(REQUEST) No images are to be carried over; print all other material exactly as it stands.

(RECORDS TO PROCESS)
---------------

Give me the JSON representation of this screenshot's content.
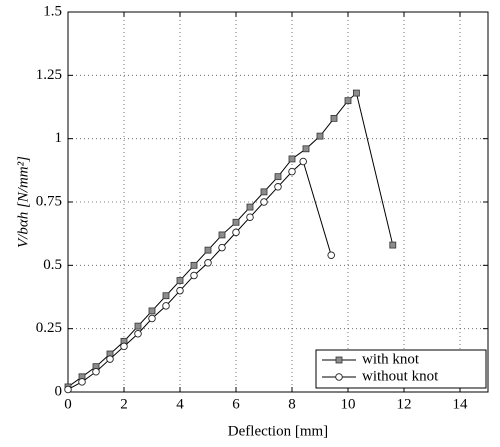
{
  "chart_data": {
    "type": "line",
    "xlabel": "Deflection [mm]",
    "ylabel": "V/bαh [N/mm²]",
    "xlim": [
      0,
      15
    ],
    "xticks": [
      0,
      2,
      4,
      6,
      8,
      10,
      12,
      14
    ],
    "ylim": [
      0,
      1.5
    ],
    "yticks": [
      0,
      0.25,
      0.5,
      0.75,
      1,
      1.25,
      1.5
    ],
    "grid": true,
    "legend": "lower right",
    "series": [
      {
        "name": "with knot",
        "color": "#8c8c8c",
        "marker": "square",
        "x": [
          0,
          0.5,
          1,
          1.5,
          2,
          2.5,
          3,
          3.5,
          4,
          4.5,
          5,
          5.5,
          6,
          6.5,
          7,
          7.5,
          8,
          8.5,
          9,
          9.5,
          10,
          10.3,
          11.6
        ],
        "values": [
          0.02,
          0.06,
          0.1,
          0.15,
          0.2,
          0.26,
          0.32,
          0.38,
          0.44,
          0.5,
          0.56,
          0.62,
          0.67,
          0.73,
          0.79,
          0.85,
          0.92,
          0.96,
          1.01,
          1.08,
          1.15,
          1.18,
          0.58
        ]
      },
      {
        "name": "without knot",
        "color": "#ffffff",
        "marker": "circle",
        "x": [
          0,
          0.5,
          1,
          1.5,
          2,
          2.5,
          3,
          3.5,
          4,
          4.5,
          5,
          5.5,
          6,
          6.5,
          7,
          7.5,
          8,
          8.4,
          9.4
        ],
        "values": [
          0.01,
          0.04,
          0.08,
          0.13,
          0.18,
          0.23,
          0.29,
          0.34,
          0.4,
          0.46,
          0.51,
          0.57,
          0.63,
          0.69,
          0.75,
          0.81,
          0.87,
          0.91,
          0.54
        ]
      }
    ]
  }
}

---------------

(COMPLETE RESPONSE)
Give me the JSON representation of this screenshot's content.
{
  "chart_data": {
    "type": "line",
    "xlabel": "Deflection [mm]",
    "ylabel": "V/bαh [N/mm²]",
    "xlim": [
      0,
      15
    ],
    "xticks": [
      0,
      2,
      4,
      6,
      8,
      10,
      12,
      14
    ],
    "ylim": [
      0,
      1.5
    ],
    "yticks": [
      0,
      0.25,
      0.5,
      0.75,
      1,
      1.25,
      1.5
    ],
    "grid": true,
    "legend": "lower right",
    "series": [
      {
        "name": "with knot",
        "color": "#8c8c8c",
        "marker": "square",
        "x": [
          0,
          0.5,
          1,
          1.5,
          2,
          2.5,
          3,
          3.5,
          4,
          4.5,
          5,
          5.5,
          6,
          6.5,
          7,
          7.5,
          8,
          8.5,
          9,
          9.5,
          10,
          10.3,
          11.6
        ],
        "values": [
          0.02,
          0.06,
          0.1,
          0.15,
          0.2,
          0.26,
          0.32,
          0.38,
          0.44,
          0.5,
          0.56,
          0.62,
          0.67,
          0.73,
          0.79,
          0.85,
          0.92,
          0.96,
          1.01,
          1.08,
          1.15,
          1.18,
          0.58
        ]
      },
      {
        "name": "without knot",
        "color": "#ffffff",
        "marker": "circle",
        "x": [
          0,
          0.5,
          1,
          1.5,
          2,
          2.5,
          3,
          3.5,
          4,
          4.5,
          5,
          5.5,
          6,
          6.5,
          7,
          7.5,
          8,
          8.4,
          9.4
        ],
        "values": [
          0.01,
          0.04,
          0.08,
          0.13,
          0.18,
          0.23,
          0.29,
          0.34,
          0.4,
          0.46,
          0.51,
          0.57,
          0.63,
          0.69,
          0.75,
          0.81,
          0.87,
          0.91,
          0.54
        ]
      }
    ]
  }
}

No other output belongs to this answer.